Testo fornito →
Si è inginocchiata e li ha implorati di fermarsi. «Nel nome di Dio, risparmiate quelle giovani vite. Prendete la mia». Suor Ann Nu Thawng, religiosa dell’ordine di San Francesco Saverio — congregazione di diritto diocesano nella diocesi di Myitkyina, nel nord del Myanmar — finora era rimasta tra le mura del suo convento, sostenendo con il silenzio, la preghiera, l’incoraggiamento spirituale quei giovani che sfilavano appassionati per le strade, chiedendo libertà e democrazia. Li guardava con l’atteggiamento materno e l’affetto discreto che gli adulti rivolgono ai teenagers e ai giovani così pieni di ideali, di sogni, di energie rivolte al bene. Ieri però, senza indugio ha trasformato quel supporto morale in un’azione coraggiosa che si è rivelata decisiva per evitare una carneficina.

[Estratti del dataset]
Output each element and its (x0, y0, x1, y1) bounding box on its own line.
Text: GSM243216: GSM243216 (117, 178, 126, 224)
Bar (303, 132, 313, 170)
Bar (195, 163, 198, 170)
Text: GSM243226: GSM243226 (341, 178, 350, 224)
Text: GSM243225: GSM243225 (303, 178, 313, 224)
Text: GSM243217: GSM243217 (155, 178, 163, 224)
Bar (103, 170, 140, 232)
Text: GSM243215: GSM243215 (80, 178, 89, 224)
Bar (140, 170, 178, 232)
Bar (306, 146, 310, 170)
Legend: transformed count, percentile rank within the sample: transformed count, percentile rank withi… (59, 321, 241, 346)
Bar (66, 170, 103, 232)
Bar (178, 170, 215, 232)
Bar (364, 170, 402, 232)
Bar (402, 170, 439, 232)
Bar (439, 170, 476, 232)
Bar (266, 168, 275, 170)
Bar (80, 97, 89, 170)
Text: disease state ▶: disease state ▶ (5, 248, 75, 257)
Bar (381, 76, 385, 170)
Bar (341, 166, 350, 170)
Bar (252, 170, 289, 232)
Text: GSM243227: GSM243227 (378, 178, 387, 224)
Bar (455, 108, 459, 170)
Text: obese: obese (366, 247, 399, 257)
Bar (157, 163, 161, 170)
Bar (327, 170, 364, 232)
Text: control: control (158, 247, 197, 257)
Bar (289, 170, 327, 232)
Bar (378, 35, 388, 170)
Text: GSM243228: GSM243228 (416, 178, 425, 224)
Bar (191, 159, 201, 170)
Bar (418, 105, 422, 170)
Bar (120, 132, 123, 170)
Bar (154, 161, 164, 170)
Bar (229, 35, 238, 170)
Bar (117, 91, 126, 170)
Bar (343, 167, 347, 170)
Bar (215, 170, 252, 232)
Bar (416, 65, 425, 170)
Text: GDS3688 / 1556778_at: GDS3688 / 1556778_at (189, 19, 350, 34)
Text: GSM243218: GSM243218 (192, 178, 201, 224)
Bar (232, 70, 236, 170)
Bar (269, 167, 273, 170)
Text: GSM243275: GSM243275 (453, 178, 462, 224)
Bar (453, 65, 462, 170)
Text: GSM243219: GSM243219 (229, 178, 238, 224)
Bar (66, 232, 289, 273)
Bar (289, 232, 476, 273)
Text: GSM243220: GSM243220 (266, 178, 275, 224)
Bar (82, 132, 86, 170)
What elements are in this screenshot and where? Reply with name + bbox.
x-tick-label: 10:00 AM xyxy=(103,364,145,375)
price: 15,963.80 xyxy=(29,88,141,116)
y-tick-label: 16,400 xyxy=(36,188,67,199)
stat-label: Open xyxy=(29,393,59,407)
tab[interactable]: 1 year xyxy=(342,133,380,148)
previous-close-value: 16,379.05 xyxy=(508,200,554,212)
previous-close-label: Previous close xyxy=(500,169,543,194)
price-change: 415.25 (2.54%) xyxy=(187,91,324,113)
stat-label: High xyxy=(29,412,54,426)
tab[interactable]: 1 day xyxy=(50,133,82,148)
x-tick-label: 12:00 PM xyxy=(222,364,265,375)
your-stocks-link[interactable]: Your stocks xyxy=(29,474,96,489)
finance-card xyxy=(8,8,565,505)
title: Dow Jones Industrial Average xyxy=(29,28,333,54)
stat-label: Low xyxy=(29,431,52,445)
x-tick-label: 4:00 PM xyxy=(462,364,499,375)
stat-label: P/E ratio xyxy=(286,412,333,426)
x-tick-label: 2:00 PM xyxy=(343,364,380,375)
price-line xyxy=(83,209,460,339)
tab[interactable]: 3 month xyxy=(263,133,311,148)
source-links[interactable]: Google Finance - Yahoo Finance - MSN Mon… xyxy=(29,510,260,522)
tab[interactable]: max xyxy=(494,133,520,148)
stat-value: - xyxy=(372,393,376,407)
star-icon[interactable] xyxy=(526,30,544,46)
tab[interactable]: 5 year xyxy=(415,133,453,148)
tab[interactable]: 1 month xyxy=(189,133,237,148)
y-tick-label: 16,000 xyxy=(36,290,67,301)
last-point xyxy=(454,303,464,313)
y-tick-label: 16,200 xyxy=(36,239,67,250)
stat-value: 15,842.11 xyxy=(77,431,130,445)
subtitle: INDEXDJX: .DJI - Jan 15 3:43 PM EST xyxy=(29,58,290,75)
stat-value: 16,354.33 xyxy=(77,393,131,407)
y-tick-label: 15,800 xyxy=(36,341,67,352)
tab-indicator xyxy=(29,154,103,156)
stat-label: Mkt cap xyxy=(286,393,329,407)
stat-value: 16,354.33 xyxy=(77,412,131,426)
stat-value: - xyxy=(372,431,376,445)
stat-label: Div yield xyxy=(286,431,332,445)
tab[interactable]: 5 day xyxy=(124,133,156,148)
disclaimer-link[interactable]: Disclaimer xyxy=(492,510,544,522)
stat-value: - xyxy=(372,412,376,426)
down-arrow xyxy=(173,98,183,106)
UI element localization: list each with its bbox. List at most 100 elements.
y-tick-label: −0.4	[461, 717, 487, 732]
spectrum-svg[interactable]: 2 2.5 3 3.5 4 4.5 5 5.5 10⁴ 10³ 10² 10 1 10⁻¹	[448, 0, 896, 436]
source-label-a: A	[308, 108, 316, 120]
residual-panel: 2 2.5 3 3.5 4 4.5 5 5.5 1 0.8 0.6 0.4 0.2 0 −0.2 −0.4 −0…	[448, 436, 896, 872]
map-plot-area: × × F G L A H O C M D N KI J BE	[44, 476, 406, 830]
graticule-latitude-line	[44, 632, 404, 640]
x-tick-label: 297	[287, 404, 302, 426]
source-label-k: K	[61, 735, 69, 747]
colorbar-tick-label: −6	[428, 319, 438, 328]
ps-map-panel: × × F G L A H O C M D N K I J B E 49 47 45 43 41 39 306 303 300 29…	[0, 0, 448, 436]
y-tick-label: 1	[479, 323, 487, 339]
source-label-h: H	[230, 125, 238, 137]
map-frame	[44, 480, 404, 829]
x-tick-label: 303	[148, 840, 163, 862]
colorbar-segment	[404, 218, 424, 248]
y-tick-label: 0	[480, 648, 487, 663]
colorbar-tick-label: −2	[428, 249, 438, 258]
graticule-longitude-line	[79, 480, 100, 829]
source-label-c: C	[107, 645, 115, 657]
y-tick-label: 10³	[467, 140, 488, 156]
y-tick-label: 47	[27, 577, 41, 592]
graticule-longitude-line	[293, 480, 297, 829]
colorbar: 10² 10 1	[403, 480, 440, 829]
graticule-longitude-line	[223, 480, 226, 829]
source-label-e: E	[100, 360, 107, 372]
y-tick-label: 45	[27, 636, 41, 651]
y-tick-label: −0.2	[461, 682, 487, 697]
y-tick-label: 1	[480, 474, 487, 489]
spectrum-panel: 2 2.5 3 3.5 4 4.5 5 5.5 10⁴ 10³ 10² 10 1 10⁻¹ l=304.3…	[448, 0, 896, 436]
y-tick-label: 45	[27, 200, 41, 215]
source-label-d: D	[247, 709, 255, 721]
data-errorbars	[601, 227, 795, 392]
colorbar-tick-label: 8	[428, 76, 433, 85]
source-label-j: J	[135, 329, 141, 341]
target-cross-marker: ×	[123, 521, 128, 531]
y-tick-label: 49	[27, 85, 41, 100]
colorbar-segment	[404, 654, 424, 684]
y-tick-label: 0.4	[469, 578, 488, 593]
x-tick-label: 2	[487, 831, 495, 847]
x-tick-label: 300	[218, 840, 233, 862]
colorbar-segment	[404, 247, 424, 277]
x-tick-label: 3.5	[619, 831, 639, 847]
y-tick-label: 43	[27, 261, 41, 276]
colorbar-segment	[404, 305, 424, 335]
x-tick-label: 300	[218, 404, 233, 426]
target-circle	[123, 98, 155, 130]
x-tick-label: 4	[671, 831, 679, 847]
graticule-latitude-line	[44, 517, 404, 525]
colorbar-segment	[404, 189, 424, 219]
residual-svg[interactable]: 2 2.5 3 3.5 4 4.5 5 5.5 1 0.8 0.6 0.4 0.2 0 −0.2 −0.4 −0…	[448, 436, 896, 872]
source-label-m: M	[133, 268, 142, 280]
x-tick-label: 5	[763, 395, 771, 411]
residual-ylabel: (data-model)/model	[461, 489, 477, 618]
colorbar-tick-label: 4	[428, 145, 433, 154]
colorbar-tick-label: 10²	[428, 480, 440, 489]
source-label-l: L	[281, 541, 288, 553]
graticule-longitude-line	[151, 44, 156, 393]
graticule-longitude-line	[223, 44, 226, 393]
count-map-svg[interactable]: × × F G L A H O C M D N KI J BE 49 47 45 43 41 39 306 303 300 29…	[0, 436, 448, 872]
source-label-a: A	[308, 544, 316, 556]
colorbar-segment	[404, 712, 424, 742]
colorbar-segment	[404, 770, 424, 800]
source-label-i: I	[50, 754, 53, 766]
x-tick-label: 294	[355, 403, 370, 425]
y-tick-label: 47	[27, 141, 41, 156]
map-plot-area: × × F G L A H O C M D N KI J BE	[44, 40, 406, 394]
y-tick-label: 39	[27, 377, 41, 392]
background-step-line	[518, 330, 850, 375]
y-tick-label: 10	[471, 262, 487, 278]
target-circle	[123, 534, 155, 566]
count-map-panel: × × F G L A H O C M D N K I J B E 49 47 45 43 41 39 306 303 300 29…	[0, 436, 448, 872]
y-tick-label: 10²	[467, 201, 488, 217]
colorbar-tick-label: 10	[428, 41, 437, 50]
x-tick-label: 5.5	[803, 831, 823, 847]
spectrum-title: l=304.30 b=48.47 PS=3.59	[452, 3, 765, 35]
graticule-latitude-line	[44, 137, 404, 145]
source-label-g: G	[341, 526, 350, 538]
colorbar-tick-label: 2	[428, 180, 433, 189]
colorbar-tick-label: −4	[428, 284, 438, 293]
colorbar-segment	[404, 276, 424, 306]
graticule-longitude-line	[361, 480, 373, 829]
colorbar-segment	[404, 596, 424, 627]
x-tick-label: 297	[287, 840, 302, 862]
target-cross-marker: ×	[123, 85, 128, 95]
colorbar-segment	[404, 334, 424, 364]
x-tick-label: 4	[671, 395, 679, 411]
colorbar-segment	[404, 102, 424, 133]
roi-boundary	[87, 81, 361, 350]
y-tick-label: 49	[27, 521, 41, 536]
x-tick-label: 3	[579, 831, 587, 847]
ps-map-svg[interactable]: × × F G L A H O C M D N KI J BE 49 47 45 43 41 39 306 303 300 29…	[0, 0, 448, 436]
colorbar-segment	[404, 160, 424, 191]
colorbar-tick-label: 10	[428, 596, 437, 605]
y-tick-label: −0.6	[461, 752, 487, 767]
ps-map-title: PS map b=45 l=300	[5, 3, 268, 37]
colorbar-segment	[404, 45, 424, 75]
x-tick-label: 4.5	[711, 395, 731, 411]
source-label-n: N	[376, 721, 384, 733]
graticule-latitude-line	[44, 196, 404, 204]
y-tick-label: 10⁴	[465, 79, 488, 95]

Cosa fare → Estrai per intero, parola per parola, il testo su suor Ann Nu Thawng riportato sopra.

Risposta scritta →
Si è inginocchiata e li ha implorati di fermarsi. «Nel nome di Dio, risparmiate quelle giovani vite. Prendete la mia». Suor Ann Nu Thawng, religiosa dell’ordine di San Francesco Saverio — congregazione di diritto diocesano nella diocesi di Myitkyina, nel nord del Myanmar — finora era rimasta tra le mura del suo convento, sostenendo con il silenzio, la preghiera, l’incoraggiamento spirituale quei giovani che sfilavano appassionati per le strade, chiedendo libertà e democrazia. Li guardava con l’atteggiamento materno e l’affetto discreto che gli adulti rivolgono ai teenagers e ai giovani così pieni di ideali, di sogni, di energie rivolte al bene. Ieri però, senza indugio ha trasformato quel supporto morale in un’azione coraggiosa che si è rivelata decisiva per evitare una carneficina.